--- start Reading text ---

His few neighbors are either very close or very distant. A k value of 3 sets the mutual reachability for all of his neighbors to a high value.

MATCH (p:Person {name:"Thistle"})-[s:SIMILAR_TO]-(p2)
WITH DISTINCT p2, s.mutualReachability - s.distance as difference
RETURN avg(difference)

The mean difference between the distance and mutual reachability values for Thistle is 0.35

MATCH (p1:Person)-[s:SIMILAR_TO]-(p2:Person)
WHERE id(p1) < id(p2)
RETURN round(s.mutualReachability*10)/10.0 AS roundedMutualReachability,
count(*) as pairs
ORDER BY roundedMutualReachability

Here’s a plot of the transformed data.

Histogram of mutual reachability

We see that as a result of the transformation, the distribution has shifted a bit towards the higher end of the range. Relationships to some minor characters have ended up in to the 2.0 area. A higher value for k would shift the distribution more.

Build the minimum spanning tree

The next section in “How DBSCAN works” describes building the minimum spanning tree for our transformed metric space. This is a set of relationships that covers every node, with no cycles in the relationships, and the minimum total weight for the relationships. The minimum weight spanning tree algorithm from Graph Data Science library will find this tree for us.

We load a new graph into the graph catalog that includes thePerson nodes and the :SIMILAR_TO relationships with the mutualReachability property.

CALL gds.graph.create(
'gotSimilarity',
"Person",
{
SIMILAR_TO: {
type: 'SIMILAR_TO',
properties: 'mutualReachability',
orientation: 'UNDIRECTED'
}
}) YIELD graphName, nodeCount, relationshipCount

We call the Minimum Spanning Tree algorithm and write the results back to our graph as an :MST relationship. We have to specify a starting node for the algorithm to run. I arbitrarily chose Sansa Stark. You can try a different Person and generate a slightly different tree based on the execution of Prim’s algorithm. The choice of starting node shouldn’t impact the final clusters very much because each node will still end up linked to one of its closest neighbors in the minimum spanning tree.

MATCH (m:Person {name:"Sansa Stark"})CALL gds.alpha.spanningTree.minimum.write('gotSimilarity', {startNodeId: id(m),
relationshipWeightProperty:'mutualReachability', writeProperty:'MST',
weightWriteProperty:'minTreeDistance'})
YIELD effectiveNodeCount, createMillis, computeMillis, writeMillis RETURN *

At this point, Neo4j Bloom network visualization offers a nice way to look at our data. From the Neo4j sandbox project page, choose “Open with Bloom.

Click the key icon near the “Open with Bloom” button to reveal the sign-in credentials. After you sign in, choose the Game of Thrones perspective.

--- end Reading text ---

• [What this exercise asks]:
[1] Duplicate the stretch of the Neo4j text from "RETURN round(s.mutualReachability*10)/10.0 AS" through "tree for us.", word for word.
[2] Set down the records line for line, the stretch from the start of the records through the line containing "202, 106, 214]", both ends included.

--- start Information given ---

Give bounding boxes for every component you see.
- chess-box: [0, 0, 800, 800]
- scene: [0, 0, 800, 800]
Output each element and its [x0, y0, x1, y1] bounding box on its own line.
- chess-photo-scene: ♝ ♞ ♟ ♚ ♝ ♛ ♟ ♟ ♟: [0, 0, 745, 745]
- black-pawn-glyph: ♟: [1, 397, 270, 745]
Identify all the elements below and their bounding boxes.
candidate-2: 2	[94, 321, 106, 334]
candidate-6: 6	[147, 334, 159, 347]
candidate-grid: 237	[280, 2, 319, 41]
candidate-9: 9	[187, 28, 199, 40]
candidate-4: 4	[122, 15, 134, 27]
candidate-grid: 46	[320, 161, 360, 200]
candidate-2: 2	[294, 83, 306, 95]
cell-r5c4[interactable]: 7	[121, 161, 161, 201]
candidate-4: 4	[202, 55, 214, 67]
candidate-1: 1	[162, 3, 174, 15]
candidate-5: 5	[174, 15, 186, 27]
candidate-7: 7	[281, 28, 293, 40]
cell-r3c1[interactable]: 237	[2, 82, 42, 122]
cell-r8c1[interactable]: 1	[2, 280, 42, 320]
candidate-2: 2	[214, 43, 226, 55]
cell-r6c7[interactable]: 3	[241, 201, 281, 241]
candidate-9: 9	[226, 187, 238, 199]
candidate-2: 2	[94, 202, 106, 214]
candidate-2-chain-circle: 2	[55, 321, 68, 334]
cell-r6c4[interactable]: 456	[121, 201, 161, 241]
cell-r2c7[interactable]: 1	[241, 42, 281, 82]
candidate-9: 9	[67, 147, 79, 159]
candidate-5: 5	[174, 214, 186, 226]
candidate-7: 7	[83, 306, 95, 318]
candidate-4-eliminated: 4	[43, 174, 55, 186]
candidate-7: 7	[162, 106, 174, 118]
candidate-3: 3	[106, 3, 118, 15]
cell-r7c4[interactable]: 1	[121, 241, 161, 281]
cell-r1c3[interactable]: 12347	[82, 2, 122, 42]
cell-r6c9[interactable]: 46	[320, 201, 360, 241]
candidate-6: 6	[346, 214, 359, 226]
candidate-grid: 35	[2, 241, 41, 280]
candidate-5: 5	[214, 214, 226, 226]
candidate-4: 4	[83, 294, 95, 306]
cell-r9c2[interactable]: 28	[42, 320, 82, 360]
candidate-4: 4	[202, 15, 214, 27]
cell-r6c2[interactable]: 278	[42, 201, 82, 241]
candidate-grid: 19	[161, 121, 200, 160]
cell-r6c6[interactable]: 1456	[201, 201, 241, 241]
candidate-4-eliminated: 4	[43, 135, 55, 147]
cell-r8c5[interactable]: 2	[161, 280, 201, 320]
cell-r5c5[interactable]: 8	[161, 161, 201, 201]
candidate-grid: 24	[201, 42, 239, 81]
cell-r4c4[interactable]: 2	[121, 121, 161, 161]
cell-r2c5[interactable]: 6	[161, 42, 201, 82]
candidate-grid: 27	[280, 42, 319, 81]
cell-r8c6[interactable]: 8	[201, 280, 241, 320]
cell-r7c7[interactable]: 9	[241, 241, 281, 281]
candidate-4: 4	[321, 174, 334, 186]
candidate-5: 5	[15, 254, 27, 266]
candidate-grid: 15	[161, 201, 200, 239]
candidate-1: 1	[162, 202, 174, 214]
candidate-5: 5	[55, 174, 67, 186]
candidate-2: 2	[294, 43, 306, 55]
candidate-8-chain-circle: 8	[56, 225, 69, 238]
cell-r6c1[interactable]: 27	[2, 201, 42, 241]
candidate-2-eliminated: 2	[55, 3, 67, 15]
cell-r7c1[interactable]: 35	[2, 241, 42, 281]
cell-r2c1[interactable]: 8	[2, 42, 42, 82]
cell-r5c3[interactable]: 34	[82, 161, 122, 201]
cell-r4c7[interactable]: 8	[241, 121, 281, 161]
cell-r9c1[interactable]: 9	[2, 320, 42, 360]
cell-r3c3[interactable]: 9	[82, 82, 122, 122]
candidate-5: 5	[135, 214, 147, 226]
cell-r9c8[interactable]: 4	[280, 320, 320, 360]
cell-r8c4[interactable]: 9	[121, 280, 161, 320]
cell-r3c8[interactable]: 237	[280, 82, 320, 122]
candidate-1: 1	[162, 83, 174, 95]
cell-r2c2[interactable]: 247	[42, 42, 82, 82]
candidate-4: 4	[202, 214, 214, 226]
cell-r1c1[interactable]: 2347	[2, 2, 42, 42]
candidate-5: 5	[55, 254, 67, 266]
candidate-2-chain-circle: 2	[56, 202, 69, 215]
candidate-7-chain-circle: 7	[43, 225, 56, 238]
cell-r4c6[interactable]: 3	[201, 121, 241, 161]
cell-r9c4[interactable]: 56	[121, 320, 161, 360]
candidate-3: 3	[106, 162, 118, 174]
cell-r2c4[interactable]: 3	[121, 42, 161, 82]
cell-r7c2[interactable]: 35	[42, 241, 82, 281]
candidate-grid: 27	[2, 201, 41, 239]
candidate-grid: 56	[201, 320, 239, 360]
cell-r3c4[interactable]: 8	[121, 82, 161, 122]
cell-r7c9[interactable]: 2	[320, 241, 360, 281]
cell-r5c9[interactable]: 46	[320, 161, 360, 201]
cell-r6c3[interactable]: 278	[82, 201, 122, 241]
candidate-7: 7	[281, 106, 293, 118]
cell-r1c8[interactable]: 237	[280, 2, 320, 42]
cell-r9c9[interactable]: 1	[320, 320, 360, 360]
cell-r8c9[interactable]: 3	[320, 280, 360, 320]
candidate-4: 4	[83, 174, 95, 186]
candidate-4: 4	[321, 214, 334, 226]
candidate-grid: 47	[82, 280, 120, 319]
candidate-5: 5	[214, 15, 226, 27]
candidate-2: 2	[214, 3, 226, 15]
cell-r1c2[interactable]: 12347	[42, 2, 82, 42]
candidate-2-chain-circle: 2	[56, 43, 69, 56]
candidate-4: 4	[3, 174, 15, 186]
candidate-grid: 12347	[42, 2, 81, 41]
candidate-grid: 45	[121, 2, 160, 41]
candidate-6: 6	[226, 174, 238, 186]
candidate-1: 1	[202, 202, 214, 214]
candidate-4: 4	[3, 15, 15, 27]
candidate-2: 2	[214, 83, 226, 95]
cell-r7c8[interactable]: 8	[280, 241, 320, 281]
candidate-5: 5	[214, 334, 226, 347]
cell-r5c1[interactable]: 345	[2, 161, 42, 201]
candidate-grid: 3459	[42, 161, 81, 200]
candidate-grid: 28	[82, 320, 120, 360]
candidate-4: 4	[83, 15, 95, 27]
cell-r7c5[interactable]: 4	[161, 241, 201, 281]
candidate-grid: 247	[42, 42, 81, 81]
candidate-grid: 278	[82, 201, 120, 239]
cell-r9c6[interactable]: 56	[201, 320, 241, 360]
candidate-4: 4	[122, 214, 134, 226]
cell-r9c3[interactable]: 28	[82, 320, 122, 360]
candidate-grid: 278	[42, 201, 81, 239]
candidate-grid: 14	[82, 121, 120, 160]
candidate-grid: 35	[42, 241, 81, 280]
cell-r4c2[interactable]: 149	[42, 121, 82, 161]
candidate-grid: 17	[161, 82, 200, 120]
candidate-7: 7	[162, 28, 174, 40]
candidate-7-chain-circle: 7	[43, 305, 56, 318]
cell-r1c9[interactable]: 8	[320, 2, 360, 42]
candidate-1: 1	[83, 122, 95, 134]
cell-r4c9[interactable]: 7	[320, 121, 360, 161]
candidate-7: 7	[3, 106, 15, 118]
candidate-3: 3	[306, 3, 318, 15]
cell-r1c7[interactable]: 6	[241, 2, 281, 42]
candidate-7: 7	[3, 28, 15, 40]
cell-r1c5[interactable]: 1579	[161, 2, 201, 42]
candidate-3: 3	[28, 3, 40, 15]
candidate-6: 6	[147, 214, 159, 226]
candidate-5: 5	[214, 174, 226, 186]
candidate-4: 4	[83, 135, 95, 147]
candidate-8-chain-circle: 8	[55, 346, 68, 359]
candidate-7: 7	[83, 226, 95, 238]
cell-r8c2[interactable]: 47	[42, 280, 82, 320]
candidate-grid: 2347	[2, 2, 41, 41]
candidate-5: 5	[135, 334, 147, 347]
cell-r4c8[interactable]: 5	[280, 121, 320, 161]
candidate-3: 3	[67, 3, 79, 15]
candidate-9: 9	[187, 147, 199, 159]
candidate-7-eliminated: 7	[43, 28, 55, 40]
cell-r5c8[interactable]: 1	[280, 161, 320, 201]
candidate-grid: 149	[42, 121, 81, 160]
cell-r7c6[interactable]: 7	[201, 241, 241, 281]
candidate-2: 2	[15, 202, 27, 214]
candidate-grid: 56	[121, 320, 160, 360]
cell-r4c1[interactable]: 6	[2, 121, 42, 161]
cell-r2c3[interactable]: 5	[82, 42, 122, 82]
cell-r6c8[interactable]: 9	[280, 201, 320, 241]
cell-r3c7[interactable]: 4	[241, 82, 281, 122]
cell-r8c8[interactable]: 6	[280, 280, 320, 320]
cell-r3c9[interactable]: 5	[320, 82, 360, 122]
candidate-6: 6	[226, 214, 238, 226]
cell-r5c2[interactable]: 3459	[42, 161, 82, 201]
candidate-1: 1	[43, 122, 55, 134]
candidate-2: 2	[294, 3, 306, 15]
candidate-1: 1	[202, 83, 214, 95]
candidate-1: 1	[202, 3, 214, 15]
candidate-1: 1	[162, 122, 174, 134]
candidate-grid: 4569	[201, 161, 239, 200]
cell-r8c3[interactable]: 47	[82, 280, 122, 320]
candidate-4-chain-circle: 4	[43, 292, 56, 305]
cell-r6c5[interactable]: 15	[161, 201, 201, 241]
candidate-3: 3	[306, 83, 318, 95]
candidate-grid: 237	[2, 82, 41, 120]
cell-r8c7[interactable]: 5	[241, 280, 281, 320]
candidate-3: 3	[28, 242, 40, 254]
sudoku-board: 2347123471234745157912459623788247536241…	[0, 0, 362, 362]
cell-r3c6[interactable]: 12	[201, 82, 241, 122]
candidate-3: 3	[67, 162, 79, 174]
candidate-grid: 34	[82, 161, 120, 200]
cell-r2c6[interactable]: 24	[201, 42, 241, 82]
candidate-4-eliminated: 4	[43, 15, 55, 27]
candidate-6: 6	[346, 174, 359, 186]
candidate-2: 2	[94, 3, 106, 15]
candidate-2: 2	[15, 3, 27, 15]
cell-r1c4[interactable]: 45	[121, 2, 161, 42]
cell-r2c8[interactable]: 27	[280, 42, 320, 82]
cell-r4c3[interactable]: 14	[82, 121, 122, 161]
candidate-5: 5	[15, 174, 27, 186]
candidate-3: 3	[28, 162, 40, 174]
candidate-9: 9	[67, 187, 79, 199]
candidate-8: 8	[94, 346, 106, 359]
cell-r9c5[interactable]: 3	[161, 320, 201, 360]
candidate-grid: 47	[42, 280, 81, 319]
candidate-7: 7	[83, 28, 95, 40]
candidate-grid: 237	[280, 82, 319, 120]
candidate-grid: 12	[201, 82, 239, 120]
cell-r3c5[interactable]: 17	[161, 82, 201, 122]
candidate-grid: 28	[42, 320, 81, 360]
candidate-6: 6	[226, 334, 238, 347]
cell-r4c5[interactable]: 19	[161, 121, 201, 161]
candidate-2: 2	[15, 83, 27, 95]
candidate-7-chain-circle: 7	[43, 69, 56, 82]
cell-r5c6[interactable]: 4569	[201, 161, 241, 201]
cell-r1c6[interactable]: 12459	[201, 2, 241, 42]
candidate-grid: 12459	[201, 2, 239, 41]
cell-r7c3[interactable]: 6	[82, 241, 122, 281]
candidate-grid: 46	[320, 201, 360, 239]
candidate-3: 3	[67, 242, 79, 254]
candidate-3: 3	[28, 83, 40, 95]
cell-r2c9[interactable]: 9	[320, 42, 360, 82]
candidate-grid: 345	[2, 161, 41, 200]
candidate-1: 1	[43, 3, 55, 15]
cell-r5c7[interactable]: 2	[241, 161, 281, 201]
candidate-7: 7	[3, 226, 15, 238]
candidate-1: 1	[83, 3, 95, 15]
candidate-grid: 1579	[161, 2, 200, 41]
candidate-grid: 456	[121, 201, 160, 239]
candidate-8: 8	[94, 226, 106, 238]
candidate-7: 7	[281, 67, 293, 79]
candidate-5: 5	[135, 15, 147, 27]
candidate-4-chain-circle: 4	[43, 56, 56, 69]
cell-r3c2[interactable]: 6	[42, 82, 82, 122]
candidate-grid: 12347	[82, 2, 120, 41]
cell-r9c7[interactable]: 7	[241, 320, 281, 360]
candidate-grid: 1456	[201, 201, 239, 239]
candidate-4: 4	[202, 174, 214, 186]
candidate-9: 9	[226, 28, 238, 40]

--- end Information given ---

• [Answers for the tasks]:
[1]
RETURN round(s.mutualReachability*10)/10.0 AS roundedMutualReachability,
count(*) as pairs
ORDER BY roundedMutualReachability

Here’s a plot of the transformed data.

Histogram of mutual reachability

We see that as a result of the transformation, the distribution has shifted a bit towards the higher end of the range. Relationships to some minor characters have ended up in to the 2.0 area. A higher value for k would shift the distribution more.

Build the minimum spanning tree

The next section in “How DBSCAN works” describes building the minimum spanning tree for our transformed metric space. This is a set of relationships that covers every node, with no cycles in the relationships, and the minimum total weight for the relationships. The minimum weight spanning tree algorithm from Graph Data Science library will find this tree for us.

[2]
Give bounding boxes for every component you see.
- chess-box: [0, 0, 800, 800]
- scene: [0, 0, 800, 800]
Output each element and its [x0, y0, x1, y1] bounding box on its own line.
- chess-photo-scene: ♝ ♞ ♟ ♚ ♝ ♛ ♟ ♟ ♟: [0, 0, 745, 745]
- black-pawn-glyph: ♟: [1, 397, 270, 745]
Identify all the elements below and their bounding boxes.
candidate-2: 2	[94, 321, 106, 334]
candidate-6: 6	[147, 334, 159, 347]
candidate-grid: 237	[280, 2, 319, 41]
candidate-9: 9	[187, 28, 199, 40]
candidate-4: 4	[122, 15, 134, 27]
candidate-grid: 46	[320, 161, 360, 200]
candidate-2: 2	[294, 83, 306, 95]
cell-r5c4[interactable]: 7	[121, 161, 161, 201]
candidate-4: 4	[202, 55, 214, 67]
candidate-1: 1	[162, 3, 174, 15]
candidate-5: 5	[174, 15, 186, 27]
candidate-7: 7	[281, 28, 293, 40]
cell-r3c1[interactable]: 237	[2, 82, 42, 122]
cell-r8c1[interactable]: 1	[2, 280, 42, 320]
candidate-2: 2	[214, 43, 226, 55]
cell-r6c7[interactable]: 3	[241, 201, 281, 241]
candidate-9: 9	[226, 187, 238, 199]
candidate-2: 2	[94, 202, 106, 214]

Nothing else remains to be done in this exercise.